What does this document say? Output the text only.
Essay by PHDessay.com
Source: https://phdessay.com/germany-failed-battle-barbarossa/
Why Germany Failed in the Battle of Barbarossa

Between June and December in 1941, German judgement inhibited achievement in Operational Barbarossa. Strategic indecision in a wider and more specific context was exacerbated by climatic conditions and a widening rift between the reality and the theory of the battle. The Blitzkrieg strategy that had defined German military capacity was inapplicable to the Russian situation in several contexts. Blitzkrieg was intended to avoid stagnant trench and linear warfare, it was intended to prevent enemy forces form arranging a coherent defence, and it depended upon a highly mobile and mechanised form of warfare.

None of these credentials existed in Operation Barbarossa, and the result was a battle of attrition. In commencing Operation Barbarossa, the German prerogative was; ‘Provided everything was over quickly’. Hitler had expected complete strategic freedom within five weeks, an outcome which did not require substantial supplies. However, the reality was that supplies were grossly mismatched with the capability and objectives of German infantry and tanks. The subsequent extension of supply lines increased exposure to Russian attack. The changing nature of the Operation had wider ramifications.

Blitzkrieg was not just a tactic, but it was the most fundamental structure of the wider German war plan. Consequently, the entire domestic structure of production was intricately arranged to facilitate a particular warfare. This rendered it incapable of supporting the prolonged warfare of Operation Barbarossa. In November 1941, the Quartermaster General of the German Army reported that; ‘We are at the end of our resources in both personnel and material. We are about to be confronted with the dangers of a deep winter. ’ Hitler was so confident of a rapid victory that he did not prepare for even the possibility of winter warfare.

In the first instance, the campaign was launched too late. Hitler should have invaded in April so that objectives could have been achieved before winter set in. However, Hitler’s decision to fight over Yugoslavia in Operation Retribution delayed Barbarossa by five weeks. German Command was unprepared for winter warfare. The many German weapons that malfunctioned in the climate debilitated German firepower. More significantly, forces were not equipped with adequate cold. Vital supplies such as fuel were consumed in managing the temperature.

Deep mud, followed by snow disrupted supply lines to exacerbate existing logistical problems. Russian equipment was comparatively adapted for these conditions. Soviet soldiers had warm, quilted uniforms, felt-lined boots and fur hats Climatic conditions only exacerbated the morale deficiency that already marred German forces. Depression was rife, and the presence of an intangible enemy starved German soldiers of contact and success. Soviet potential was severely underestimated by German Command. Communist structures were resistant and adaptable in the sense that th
★ ★ ★ ★
Transcribe all the entries, keeping each one exactly as it is.

» FINAL RESULT:
What does this document say? Output the text only.
Essay by PHDessay.com
Source: https://phdessay.com/germany-failed-battle-barbarossa/
Why Germany Failed in the Battle of Barbarossa

Between June and December in 1941, German judgement inhibited achievement in Operational Barbarossa. Strategic indecision in a wider and more specific context was exacerbated by climatic conditions and a widening rift between the reality and the theory of the battle. The Blitzkrieg strategy that had defined German military capacity was inapplicable to the Russian situation in several contexts. Blitzkrieg was intended to avoid stagnant trench and linear warfare, it was intended to prevent enemy forces form arranging a coherent defence, and it depended upon a highly mobile and mechanised form of warfare.

None of these credentials existed in Operation Barbarossa, and the result was a battle of attrition. In commencing Operation Barbarossa, the German prerogative was; ‘Provided everything was over quickly’. Hitler had expected complete strategic freedom within five weeks, an outcome which did not require substantial supplies. However, the reality was that supplies were grossly mismatched with the capability and objectives of German infantry and tanks. The subsequent extension of supply lines increased exposure to Russian attack. The changing nature of the Operation had wider ramifications.

Blitzkrieg was not just a tactic, but it was the most fundamental structure of the wider German war plan. Consequently, the entire domestic structure of production was intricately arranged to facilitate a particular warfare. This rendered it incapable of supporting the prolonged warfare of Operation Barbarossa. In November 1941, the Quartermaster General of the German Army reported that; ‘We are at the end of our resources in both personnel and material. We are about to be confronted with the dangers of a deep winter. ’ Hitler was so confident of a rapid victory that he did not prepare for even the possibility of winter warfare.

In the first instance, the campaign was launched too late. Hitler should have invaded in April so that objectives could have been achieved before winter set in. However, Hitler’s decision to fight over Yugoslavia in Operation Retribution delayed Barbarossa by five weeks. German Command was unprepared for winter warfare. The many German weapons that malfunctioned in the climate debilitated German firepower. More significantly, forces were not equipped with adequate cold. Vital supplies such as fuel were consumed in managing the temperature.

Deep mud, followed by snow disrupted supply lines to exacerbate existing logistical problems. Russian equipment was comparatively adapted for these conditions. Soviet soldiers had warm, quilted uniforms, felt-lined boots and fur hats Climatic conditions only exacerbated the morale deficiency that already marred German forces. Depression was rife, and the presence of an intangible enemy starved German soldiers of contact and success. Soviet potential was severely underestimated by German Command. Communist structures were resistant and adaptable in the sense that th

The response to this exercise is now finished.